— TASK DIRECTIONS —
Output every line exactly as written. Leave out pictures.

* * * * * * * * *

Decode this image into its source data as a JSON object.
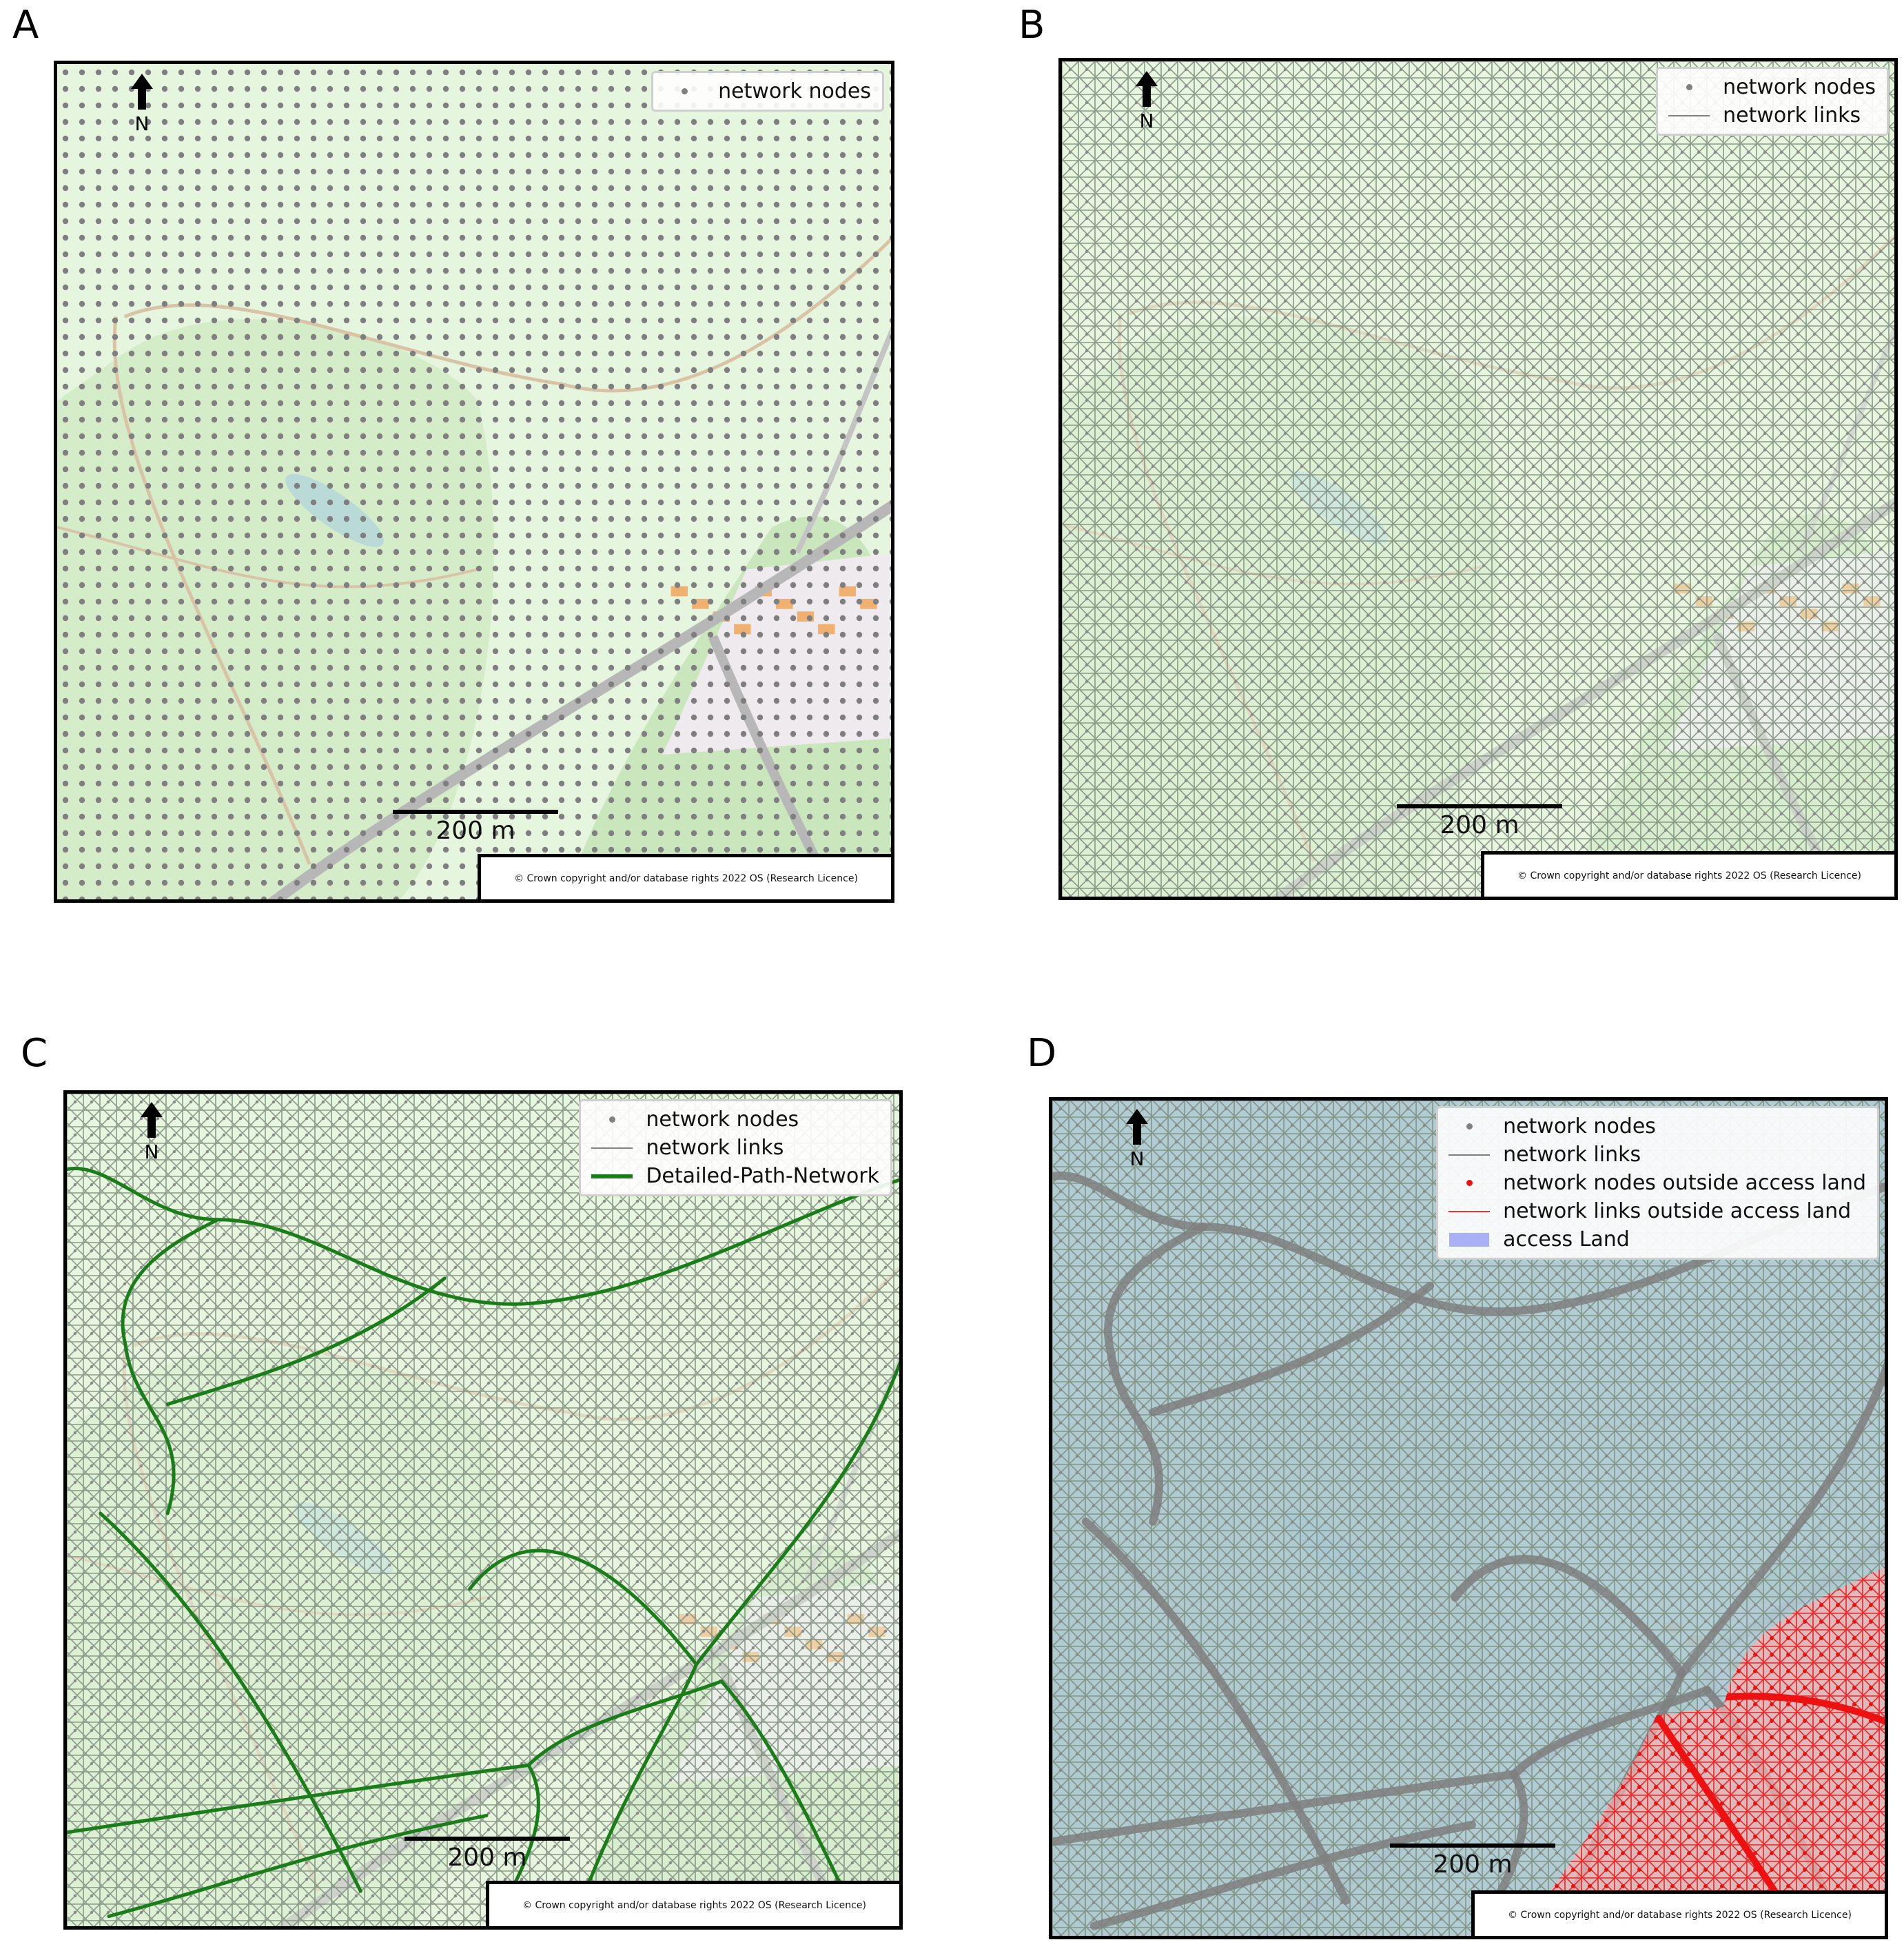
{
  "panels": [
    {
      "letter": "A",
      "legend": [
        {
          "type": "dot",
          "color": "#808080",
          "label": "network nodes"
        }
      ],
      "mesh": "nodes",
      "scale_label": "200 m",
      "north_label": "N",
      "credit": "© Crown copyright and/or database rights 2022 OS (Research Licence)"
    },
    {
      "letter": "B",
      "legend": [
        {
          "type": "dot",
          "color": "#808080",
          "label": "network nodes"
        },
        {
          "type": "line",
          "color": "#808080",
          "label": "network links"
        }
      ],
      "mesh": "links",
      "scale_label": "200 m",
      "north_label": "N",
      "credit": "© Crown copyright and/or database rights 2022 OS (Research Licence)"
    },
    {
      "letter": "C",
      "legend": [
        {
          "type": "dot",
          "color": "#808080",
          "label": "network nodes"
        },
        {
          "type": "line",
          "color": "#808080",
          "label": "network links"
        },
        {
          "type": "thickline",
          "color": "#1a7d1a",
          "label": "Detailed-Path-Network"
        }
      ],
      "mesh": "links",
      "paths_color": "#1a7d1a",
      "scale_label": "200 m",
      "north_label": "N",
      "credit": "© Crown copyright and/or database rights 2022 OS (Research Licence)"
    },
    {
      "letter": "D",
      "legend": [
        {
          "type": "dot",
          "color": "#808080",
          "label": "network nodes"
        },
        {
          "type": "line",
          "color": "#808080",
          "label": "network links"
        },
        {
          "type": "dot",
          "color": "#ee1111",
          "label": "network nodes outside access land"
        },
        {
          "type": "line",
          "color": "#ee3333",
          "label": "network links outside access land"
        },
        {
          "type": "patch",
          "color": "#aab0f5",
          "label": "access Land"
        }
      ],
      "mesh": "links",
      "access_color": "#9fbfcf",
      "outside_color": "#ee1111",
      "scale_label": "200 m",
      "north_label": "N",
      "credit": "© Crown copyright and/or database rights 2022 OS (Research Licence)"
    }
  ]
}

* * * * * * * * *

— TASK SOLUTION —
Decode this image into its source data as a JSON object.
{
  "panels": [
    {
      "letter": "A",
      "legend": [
        {
          "type": "dot",
          "color": "#808080",
          "label": "network nodes"
        }
      ],
      "mesh": "nodes",
      "scale_label": "200 m",
      "north_label": "N",
      "credit": "© Crown copyright and/or database rights 2022 OS (Research Licence)"
    },
    {
      "letter": "B",
      "legend": [
        {
          "type": "dot",
          "color": "#808080",
          "label": "network nodes"
        },
        {
          "type": "line",
          "color": "#808080",
          "label": "network links"
        }
      ],
      "mesh": "links",
      "scale_label": "200 m",
      "north_label": "N",
      "credit": "© Crown copyright and/or database rights 2022 OS (Research Licence)"
    },
    {
      "letter": "C",
      "legend": [
        {
          "type": "dot",
          "color": "#808080",
          "label": "network nodes"
        },
        {
          "type": "line",
          "color": "#808080",
          "label": "network links"
        },
        {
          "type": "thickline",
          "color": "#1a7d1a",
          "label": "Detailed-Path-Network"
        }
      ],
      "mesh": "links",
      "paths_color": "#1a7d1a",
      "scale_label": "200 m",
      "north_label": "N",
      "credit": "© Crown copyright and/or database rights 2022 OS (Research Licence)"
    },
    {
      "letter": "D",
      "legend": [
        {
          "type": "dot",
          "color": "#808080",
          "label": "network nodes"
        },
        {
          "type": "line",
          "color": "#808080",
          "label": "network links"
        },
        {
          "type": "dot",
          "color": "#ee1111",
          "label": "network nodes outside access land"
        },
        {
          "type": "line",
          "color": "#ee3333",
          "label": "network links outside access land"
        },
        {
          "type": "patch",
          "color": "#aab0f5",
          "label": "access Land"
        }
      ],
      "mesh": "links",
      "access_color": "#9fbfcf",
      "outside_color": "#ee1111",
      "scale_label": "200 m",
      "north_label": "N",
      "credit": "© Crown copyright and/or database rights 2022 OS (Research Licence)"
    }
  ]
}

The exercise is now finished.